Search the material below for the word "caption". Copy every line that has it.

>> begin Raw data

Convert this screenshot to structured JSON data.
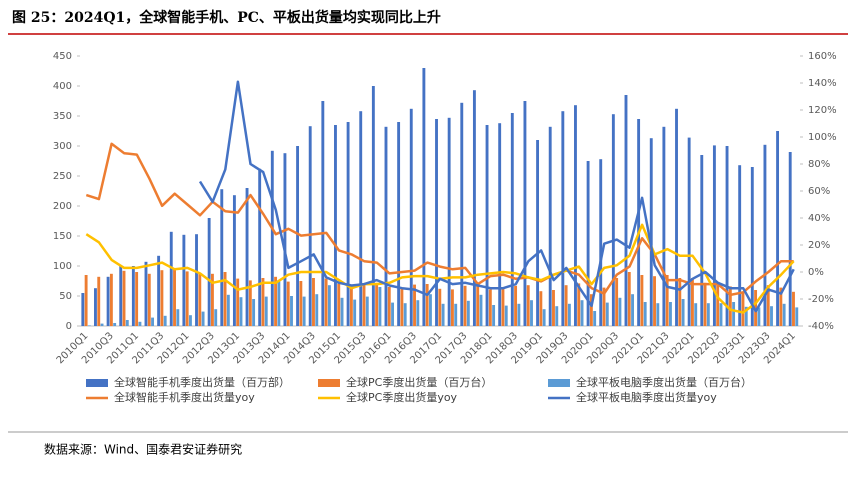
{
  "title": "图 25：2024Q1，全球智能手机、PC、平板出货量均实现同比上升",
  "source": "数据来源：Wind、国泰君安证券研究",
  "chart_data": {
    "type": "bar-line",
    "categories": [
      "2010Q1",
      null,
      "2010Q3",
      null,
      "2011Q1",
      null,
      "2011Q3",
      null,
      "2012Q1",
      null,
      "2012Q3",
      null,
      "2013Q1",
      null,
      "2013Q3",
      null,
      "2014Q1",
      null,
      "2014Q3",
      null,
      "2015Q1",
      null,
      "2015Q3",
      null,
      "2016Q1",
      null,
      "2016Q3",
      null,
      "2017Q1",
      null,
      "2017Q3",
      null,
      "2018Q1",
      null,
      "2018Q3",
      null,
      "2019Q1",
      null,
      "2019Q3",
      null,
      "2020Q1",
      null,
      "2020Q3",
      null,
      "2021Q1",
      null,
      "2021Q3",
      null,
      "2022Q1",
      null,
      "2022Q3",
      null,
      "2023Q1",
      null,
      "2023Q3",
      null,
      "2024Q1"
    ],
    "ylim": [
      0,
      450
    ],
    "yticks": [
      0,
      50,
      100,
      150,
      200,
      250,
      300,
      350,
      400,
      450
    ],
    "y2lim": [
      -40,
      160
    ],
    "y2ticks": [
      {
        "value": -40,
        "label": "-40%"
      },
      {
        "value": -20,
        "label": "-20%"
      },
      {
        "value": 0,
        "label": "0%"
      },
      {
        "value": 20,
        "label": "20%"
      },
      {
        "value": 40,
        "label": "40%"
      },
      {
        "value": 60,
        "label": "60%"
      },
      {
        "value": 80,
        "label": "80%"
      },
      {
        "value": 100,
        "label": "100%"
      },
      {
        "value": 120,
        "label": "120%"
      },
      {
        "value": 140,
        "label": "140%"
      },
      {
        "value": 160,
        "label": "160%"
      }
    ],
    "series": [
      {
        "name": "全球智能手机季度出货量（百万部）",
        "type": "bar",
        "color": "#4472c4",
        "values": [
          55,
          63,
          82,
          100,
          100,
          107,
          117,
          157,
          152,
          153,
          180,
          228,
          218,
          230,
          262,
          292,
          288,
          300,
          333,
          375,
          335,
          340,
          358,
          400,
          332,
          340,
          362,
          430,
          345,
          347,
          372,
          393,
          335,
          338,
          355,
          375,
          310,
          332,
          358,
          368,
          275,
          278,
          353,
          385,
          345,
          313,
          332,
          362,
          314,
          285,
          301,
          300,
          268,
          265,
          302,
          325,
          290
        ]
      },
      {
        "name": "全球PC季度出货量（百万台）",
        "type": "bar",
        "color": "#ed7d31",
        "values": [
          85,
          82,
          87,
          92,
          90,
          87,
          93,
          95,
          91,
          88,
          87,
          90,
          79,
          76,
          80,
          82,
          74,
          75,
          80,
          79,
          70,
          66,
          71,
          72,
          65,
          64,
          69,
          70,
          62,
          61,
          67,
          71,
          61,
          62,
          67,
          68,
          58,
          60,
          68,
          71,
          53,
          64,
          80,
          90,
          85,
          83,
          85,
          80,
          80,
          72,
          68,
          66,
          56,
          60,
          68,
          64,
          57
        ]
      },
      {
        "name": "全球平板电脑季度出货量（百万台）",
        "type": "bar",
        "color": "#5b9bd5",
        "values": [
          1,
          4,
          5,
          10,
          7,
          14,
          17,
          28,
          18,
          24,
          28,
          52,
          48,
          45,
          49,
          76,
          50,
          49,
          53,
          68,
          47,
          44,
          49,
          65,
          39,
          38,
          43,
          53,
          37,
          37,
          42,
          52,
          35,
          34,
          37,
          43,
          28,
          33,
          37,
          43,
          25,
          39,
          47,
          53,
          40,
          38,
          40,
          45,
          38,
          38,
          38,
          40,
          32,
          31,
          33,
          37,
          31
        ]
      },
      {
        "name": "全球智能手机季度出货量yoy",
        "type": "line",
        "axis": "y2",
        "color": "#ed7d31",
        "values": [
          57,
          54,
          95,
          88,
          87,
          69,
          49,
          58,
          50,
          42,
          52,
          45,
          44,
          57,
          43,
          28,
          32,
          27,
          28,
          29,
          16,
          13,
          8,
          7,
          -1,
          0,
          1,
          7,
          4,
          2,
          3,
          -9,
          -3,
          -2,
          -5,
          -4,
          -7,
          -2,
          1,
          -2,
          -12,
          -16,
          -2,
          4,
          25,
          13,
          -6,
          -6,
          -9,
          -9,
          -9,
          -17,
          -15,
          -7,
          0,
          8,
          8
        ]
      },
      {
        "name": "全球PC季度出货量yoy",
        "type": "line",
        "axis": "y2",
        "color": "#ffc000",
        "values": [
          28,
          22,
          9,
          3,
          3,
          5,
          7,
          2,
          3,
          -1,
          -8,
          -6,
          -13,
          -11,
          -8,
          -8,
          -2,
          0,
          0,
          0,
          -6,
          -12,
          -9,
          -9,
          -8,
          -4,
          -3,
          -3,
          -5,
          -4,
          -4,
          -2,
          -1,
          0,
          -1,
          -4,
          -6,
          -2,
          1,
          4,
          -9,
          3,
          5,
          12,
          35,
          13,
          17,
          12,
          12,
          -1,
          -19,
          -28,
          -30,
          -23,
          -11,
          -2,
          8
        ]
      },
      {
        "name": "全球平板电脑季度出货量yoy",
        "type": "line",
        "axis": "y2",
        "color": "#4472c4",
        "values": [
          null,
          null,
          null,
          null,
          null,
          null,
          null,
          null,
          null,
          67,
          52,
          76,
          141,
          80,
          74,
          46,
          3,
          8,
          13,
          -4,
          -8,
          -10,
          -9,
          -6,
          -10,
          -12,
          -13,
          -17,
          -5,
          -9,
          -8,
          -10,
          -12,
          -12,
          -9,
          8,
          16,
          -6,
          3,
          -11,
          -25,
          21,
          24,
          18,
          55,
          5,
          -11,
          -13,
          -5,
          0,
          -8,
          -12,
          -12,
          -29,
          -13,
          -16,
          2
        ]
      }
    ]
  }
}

>> end Raw data
>> begin Raw data

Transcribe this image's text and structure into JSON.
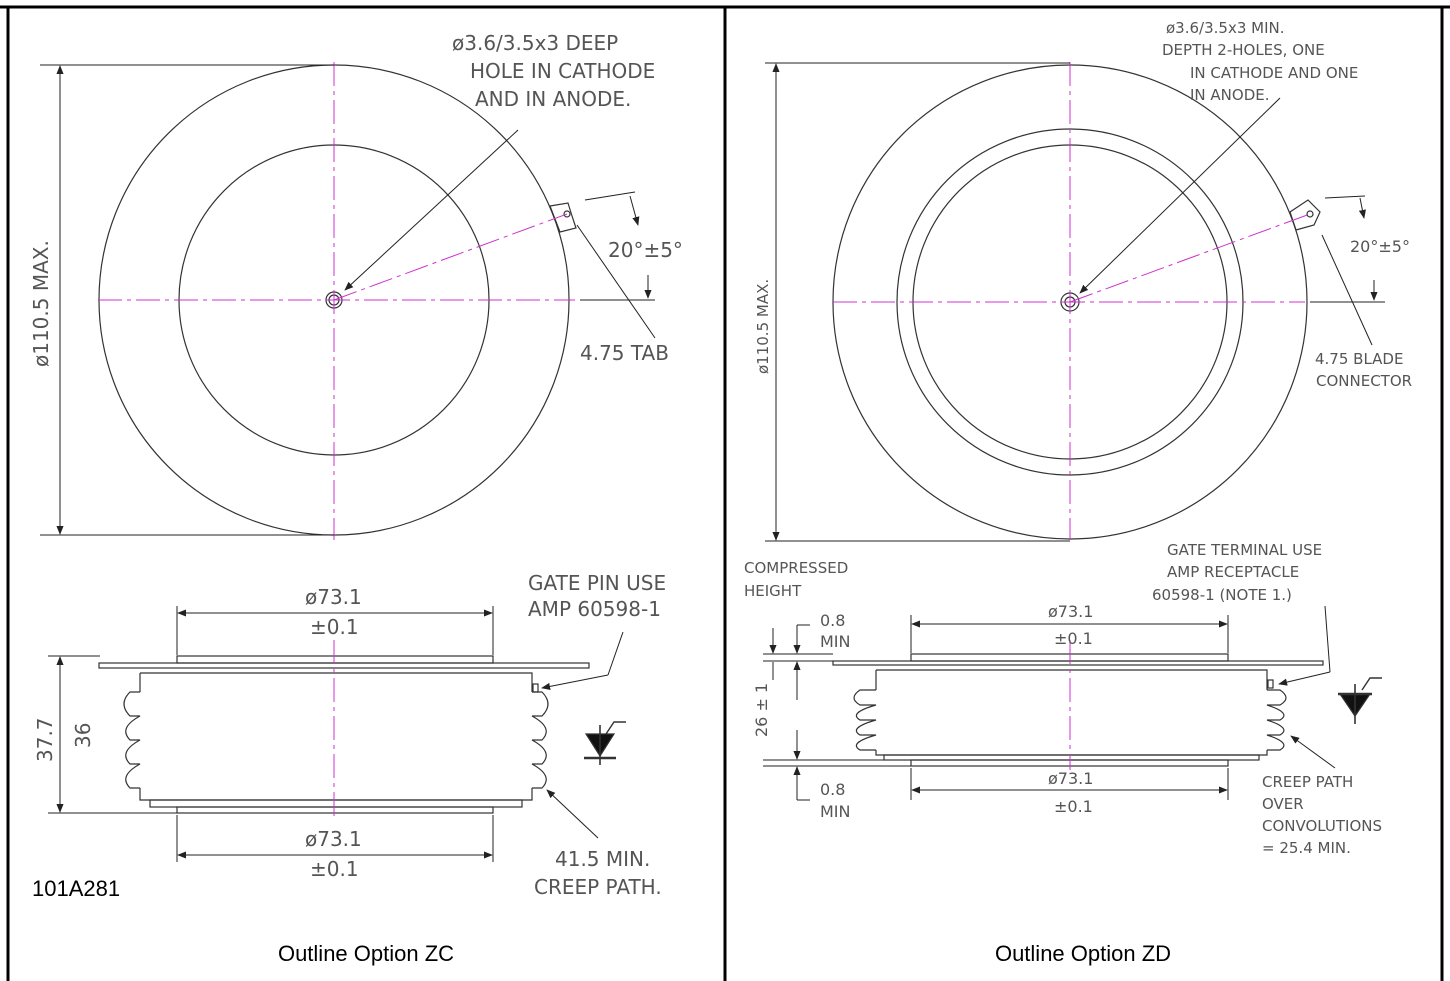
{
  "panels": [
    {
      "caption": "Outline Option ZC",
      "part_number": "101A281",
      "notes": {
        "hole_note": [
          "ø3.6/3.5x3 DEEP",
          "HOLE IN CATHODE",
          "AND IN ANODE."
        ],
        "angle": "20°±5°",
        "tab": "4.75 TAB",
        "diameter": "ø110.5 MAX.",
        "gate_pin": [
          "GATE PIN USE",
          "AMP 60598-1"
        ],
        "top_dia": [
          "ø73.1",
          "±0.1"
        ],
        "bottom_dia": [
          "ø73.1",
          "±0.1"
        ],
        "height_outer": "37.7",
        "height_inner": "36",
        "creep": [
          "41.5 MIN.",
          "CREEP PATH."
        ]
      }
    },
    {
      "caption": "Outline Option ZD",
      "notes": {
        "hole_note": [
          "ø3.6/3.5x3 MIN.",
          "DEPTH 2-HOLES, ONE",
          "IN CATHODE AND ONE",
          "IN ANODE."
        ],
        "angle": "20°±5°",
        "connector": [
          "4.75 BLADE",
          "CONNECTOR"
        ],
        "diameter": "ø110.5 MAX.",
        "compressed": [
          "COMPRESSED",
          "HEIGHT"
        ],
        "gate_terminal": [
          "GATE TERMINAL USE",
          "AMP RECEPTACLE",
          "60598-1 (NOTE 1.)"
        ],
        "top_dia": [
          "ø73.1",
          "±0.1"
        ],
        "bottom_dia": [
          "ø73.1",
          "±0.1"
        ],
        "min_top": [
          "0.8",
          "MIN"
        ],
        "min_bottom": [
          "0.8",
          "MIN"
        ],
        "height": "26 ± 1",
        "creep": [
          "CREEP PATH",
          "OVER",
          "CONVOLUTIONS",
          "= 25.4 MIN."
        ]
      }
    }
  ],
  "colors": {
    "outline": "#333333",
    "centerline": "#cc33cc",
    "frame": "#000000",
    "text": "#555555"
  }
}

>> end Raw data
>> begin Raw data

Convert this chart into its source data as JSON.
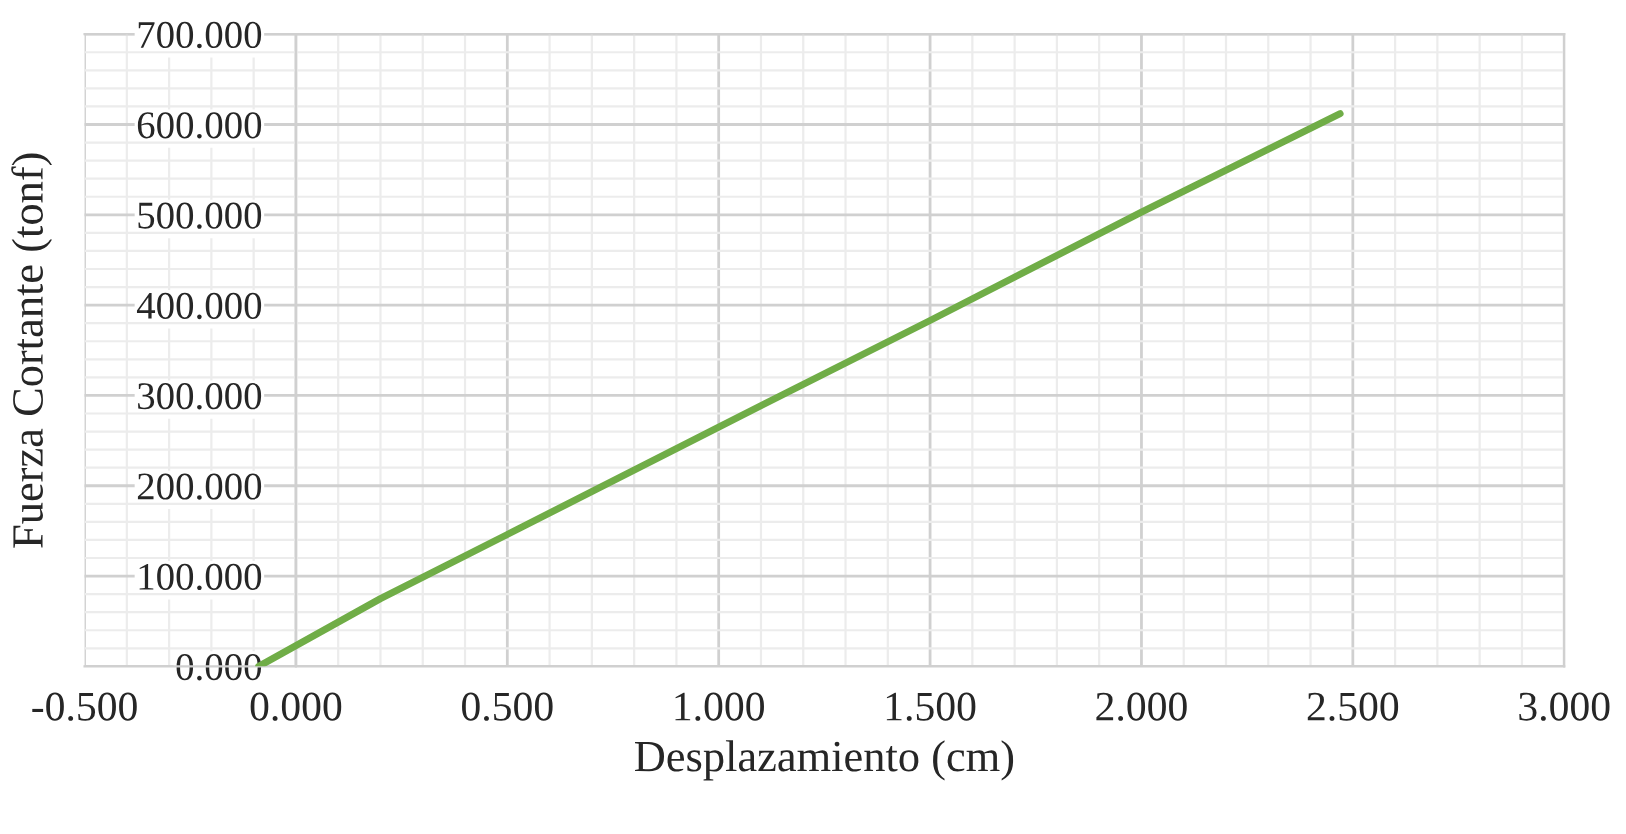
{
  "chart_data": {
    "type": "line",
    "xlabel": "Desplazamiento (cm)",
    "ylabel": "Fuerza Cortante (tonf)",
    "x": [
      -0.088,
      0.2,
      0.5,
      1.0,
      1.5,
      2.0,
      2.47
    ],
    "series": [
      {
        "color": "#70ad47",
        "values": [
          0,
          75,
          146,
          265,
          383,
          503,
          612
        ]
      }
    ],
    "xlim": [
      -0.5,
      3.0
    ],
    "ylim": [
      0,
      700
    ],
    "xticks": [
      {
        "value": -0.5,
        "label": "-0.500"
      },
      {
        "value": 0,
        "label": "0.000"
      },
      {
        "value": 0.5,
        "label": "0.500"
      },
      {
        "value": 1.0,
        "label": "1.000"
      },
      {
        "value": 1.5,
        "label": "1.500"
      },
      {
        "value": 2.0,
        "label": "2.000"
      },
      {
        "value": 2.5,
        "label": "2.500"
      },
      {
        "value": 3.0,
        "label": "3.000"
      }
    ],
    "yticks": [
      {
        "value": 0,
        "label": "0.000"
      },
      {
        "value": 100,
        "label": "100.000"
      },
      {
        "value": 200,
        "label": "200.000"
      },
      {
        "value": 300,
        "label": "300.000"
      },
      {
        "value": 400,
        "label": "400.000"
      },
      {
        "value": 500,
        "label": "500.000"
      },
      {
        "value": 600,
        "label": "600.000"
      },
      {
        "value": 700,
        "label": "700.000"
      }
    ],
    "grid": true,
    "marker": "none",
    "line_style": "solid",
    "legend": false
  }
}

>> end Raw data

> Response to the task:
      "caption": "Outline Option ZC",
      "caption": "Outline Option ZD",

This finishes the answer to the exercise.